Rewrite each listing below with every "x-tick-label" changed to "x-axis-label" and nothing else altered. Leave the pictures out.

[START RECORDS TO USE]

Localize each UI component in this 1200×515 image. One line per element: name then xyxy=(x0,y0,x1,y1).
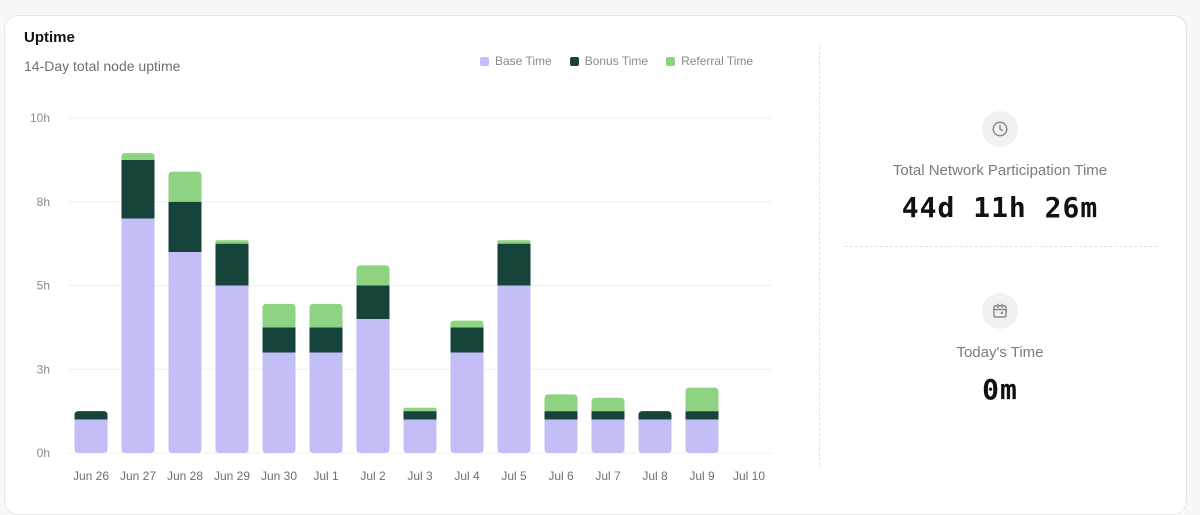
bar-bonus-time xyxy=(450,327,484,353)
bar-base-time xyxy=(74,419,108,453)
todays-time-value: 0m xyxy=(982,373,1018,406)
legend-swatch-referral-time xyxy=(666,56,676,66)
x-tick-label: Jul 8 xyxy=(642,469,668,483)
bar-base-time xyxy=(685,419,719,453)
bar-bonus-time xyxy=(638,411,672,420)
y-tick-label: 10h xyxy=(30,111,50,125)
bar-bonus-time xyxy=(309,327,343,353)
stats-divider xyxy=(845,246,1157,247)
x-tick-label: Jul 5 xyxy=(501,469,527,483)
x-tick-label: Jul 10 xyxy=(733,469,765,483)
bar-referral-time xyxy=(591,397,625,412)
bar-bonus-time xyxy=(544,411,578,420)
bar-base-time xyxy=(450,352,484,453)
bar-base-time xyxy=(497,285,531,453)
bar-base-time xyxy=(262,352,296,453)
x-tick-label: Jul 3 xyxy=(407,469,433,483)
legend-label-base-time: Base Time xyxy=(495,54,552,68)
total-participation-stat: Total Network Participation Time 44d 11h… xyxy=(830,111,1170,224)
bar-bonus-time xyxy=(591,411,625,420)
bar-base-time xyxy=(591,419,625,453)
bar-bonus-time xyxy=(403,411,437,420)
bar-base-time xyxy=(309,352,343,453)
legend-item-bonus-time[interactable]: Bonus Time xyxy=(569,54,649,68)
x-tick-label: Jun 27 xyxy=(120,469,156,483)
x-tick-label: Jun 29 xyxy=(214,469,250,483)
todays-time-label: Today's Time xyxy=(956,344,1044,361)
uptime-bar-chart: 0h 3h 5h 8h 10h Jun 26 Jun 27 Jun 28 Jun 29 Jun 3… xyxy=(30,111,772,483)
x-tick-label: Jul 1 xyxy=(313,469,339,483)
bar-base-time xyxy=(638,419,672,453)
bar-referral-time xyxy=(497,240,531,244)
x-tick-label: Jul 6 xyxy=(548,469,574,483)
card-title: Uptime xyxy=(24,29,75,46)
bar-base-time xyxy=(544,419,578,453)
legend-item-referral-time[interactable]: Referral Time xyxy=(666,54,753,68)
bar-bonus-time xyxy=(74,411,108,420)
bar-referral-time xyxy=(450,320,484,328)
bar-referral-time xyxy=(685,387,719,412)
bar-referral-time xyxy=(403,407,437,412)
legend-swatch-base-time xyxy=(480,56,489,66)
total-participation-label: Total Network Participation Time xyxy=(892,162,1108,179)
legend-swatch-bonus-time xyxy=(569,56,579,66)
bar-bonus-time xyxy=(121,159,155,219)
x-tick-label: Jul 2 xyxy=(360,469,386,483)
chart-legend: Base Time Bonus Time Referral Time xyxy=(480,53,753,69)
card-subtitle: 14-Day total node uptime xyxy=(24,58,181,74)
calendar-icon xyxy=(982,293,1018,329)
legend-label-bonus-time: Bonus Time xyxy=(584,54,649,68)
x-tick-label: Jul 7 xyxy=(595,469,621,483)
legend-label-referral-time: Referral Time xyxy=(681,54,754,68)
y-tick-label: 5h xyxy=(37,279,50,293)
panel-divider xyxy=(819,46,820,466)
bar-referral-time xyxy=(544,394,578,412)
bar-bonus-time xyxy=(685,411,719,420)
y-tick-label: 8h xyxy=(37,195,50,209)
bar-bonus-time xyxy=(215,243,249,286)
bar-base-time xyxy=(215,285,249,453)
bar-bonus-time xyxy=(262,327,296,353)
todays-time-stat: Today's Time 0m xyxy=(830,293,1170,406)
bar-referral-time xyxy=(215,240,249,244)
bar-referral-time xyxy=(356,265,390,286)
bar-base-time xyxy=(356,319,390,453)
x-tick-label: Jul 4 xyxy=(454,469,480,483)
bar-base-time xyxy=(168,252,202,453)
bar-referral-time xyxy=(262,303,296,328)
bar-referral-time xyxy=(121,153,155,160)
bar-referral-time xyxy=(309,303,343,328)
y-tick-label: 3h xyxy=(37,362,50,376)
bar-bonus-time xyxy=(497,243,531,286)
bar-bonus-time xyxy=(356,285,390,319)
y-tick-label: 0h xyxy=(37,446,50,460)
clock-icon xyxy=(982,111,1018,147)
bar-base-time xyxy=(403,419,437,453)
legend-item-base-time[interactable]: Base Time xyxy=(480,54,552,68)
x-tick-label: Jun 28 xyxy=(167,469,203,483)
total-participation-value: 44d 11h 26m xyxy=(901,191,1099,224)
bar-referral-time xyxy=(168,171,202,202)
bar-bonus-time xyxy=(168,201,202,252)
bar-base-time xyxy=(121,218,155,453)
x-tick-label: Jun 30 xyxy=(261,469,297,483)
x-tick-label: Jun 26 xyxy=(73,469,109,483)
x-tick-label: Jul 9 xyxy=(689,469,715,483)
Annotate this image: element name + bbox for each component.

[END RECORDS TO USE]

→ OUTPUT FOR THIS EXERCISE:
Localize each UI component in this 1200×515 image. One line per element: name then xyxy=(x0,y0,x1,y1).
bar-bonus-time xyxy=(450,327,484,353)
bar-base-time xyxy=(74,419,108,453)
todays-time-value: 0m xyxy=(982,373,1018,406)
legend-swatch-referral-time xyxy=(666,56,676,66)
x-axis-label: Jul 8 xyxy=(642,469,668,483)
bar-base-time xyxy=(685,419,719,453)
bar-bonus-time xyxy=(638,411,672,420)
y-tick-label: 10h xyxy=(30,111,50,125)
bar-bonus-time xyxy=(309,327,343,353)
stats-divider xyxy=(845,246,1157,247)
x-axis-label: Jul 5 xyxy=(501,469,527,483)
x-axis-label: Jul 10 xyxy=(733,469,765,483)
bar-referral-time xyxy=(591,397,625,412)
bar-bonus-time xyxy=(544,411,578,420)
bar-base-time xyxy=(450,352,484,453)
bar-base-time xyxy=(497,285,531,453)
bar-base-time xyxy=(262,352,296,453)
x-axis-label: Jul 3 xyxy=(407,469,433,483)
legend-label-base-time: Base Time xyxy=(495,54,552,68)
total-participation-stat: Total Network Participation Time 44d 11h… xyxy=(830,111,1170,224)
bar-bonus-time xyxy=(591,411,625,420)
bar-base-time xyxy=(591,419,625,453)
bar-bonus-time xyxy=(403,411,437,420)
bar-base-time xyxy=(309,352,343,453)
legend-item-bonus-time[interactable]: Bonus Time xyxy=(569,54,649,68)
x-axis-label: Jun 27 xyxy=(120,469,156,483)
x-axis-label: Jun 29 xyxy=(214,469,250,483)
todays-time-label: Today's Time xyxy=(956,344,1044,361)
uptime-bar-chart: 0h 3h 5h 8h 10h Jun 26 Jun 27 Jun 28 Jun 29 Jun 3… xyxy=(30,111,772,483)
x-axis-label: Jul 1 xyxy=(313,469,339,483)
bar-base-time xyxy=(638,419,672,453)
bar-referral-time xyxy=(497,240,531,244)
x-axis-label: Jul 6 xyxy=(548,469,574,483)
card-title: Uptime xyxy=(24,29,75,46)
bar-base-time xyxy=(544,419,578,453)
legend-item-referral-time[interactable]: Referral Time xyxy=(666,54,753,68)
bar-bonus-time xyxy=(74,411,108,420)
bar-referral-time xyxy=(450,320,484,328)
bar-referral-time xyxy=(685,387,719,412)
bar-referral-time xyxy=(403,407,437,412)
legend-swatch-base-time xyxy=(480,56,489,66)
total-participation-label: Total Network Participation Time xyxy=(892,162,1108,179)
legend-swatch-bonus-time xyxy=(569,56,579,66)
bar-bonus-time xyxy=(121,159,155,219)
x-axis-label: Jul 2 xyxy=(360,469,386,483)
chart-legend: Base Time Bonus Time Referral Time xyxy=(480,53,753,69)
card-subtitle: 14-Day total node uptime xyxy=(24,58,181,74)
calendar-icon xyxy=(982,293,1018,329)
legend-label-bonus-time: Bonus Time xyxy=(584,54,649,68)
x-axis-label: Jul 7 xyxy=(595,469,621,483)
legend-label-referral-time: Referral Time xyxy=(681,54,754,68)
y-tick-label: 5h xyxy=(37,279,50,293)
panel-divider xyxy=(819,46,820,466)
bar-referral-time xyxy=(544,394,578,412)
bar-bonus-time xyxy=(685,411,719,420)
y-tick-label: 8h xyxy=(37,195,50,209)
bar-bonus-time xyxy=(215,243,249,286)
bar-base-time xyxy=(215,285,249,453)
bar-bonus-time xyxy=(262,327,296,353)
todays-time-stat: Today's Time 0m xyxy=(830,293,1170,406)
bar-referral-time xyxy=(215,240,249,244)
bar-referral-time xyxy=(356,265,390,286)
bar-base-time xyxy=(356,319,390,453)
x-axis-label: Jul 4 xyxy=(454,469,480,483)
bar-base-time xyxy=(168,252,202,453)
bar-referral-time xyxy=(262,303,296,328)
bar-referral-time xyxy=(121,153,155,160)
bar-referral-time xyxy=(309,303,343,328)
y-tick-label: 3h xyxy=(37,362,50,376)
bar-bonus-time xyxy=(497,243,531,286)
bar-bonus-time xyxy=(356,285,390,319)
y-tick-label: 0h xyxy=(37,446,50,460)
clock-icon xyxy=(982,111,1018,147)
bar-base-time xyxy=(403,419,437,453)
legend-item-base-time[interactable]: Base Time xyxy=(480,54,552,68)
x-axis-label: Jun 28 xyxy=(167,469,203,483)
total-participation-value: 44d 11h 26m xyxy=(901,191,1099,224)
bar-referral-time xyxy=(168,171,202,202)
bar-bonus-time xyxy=(168,201,202,252)
bar-base-time xyxy=(121,218,155,453)
x-axis-label: Jun 30 xyxy=(261,469,297,483)
x-axis-label: Jun 26 xyxy=(73,469,109,483)
x-axis-label: Jul 9 xyxy=(689,469,715,483)
Annotate this image: element name + bbox for each component.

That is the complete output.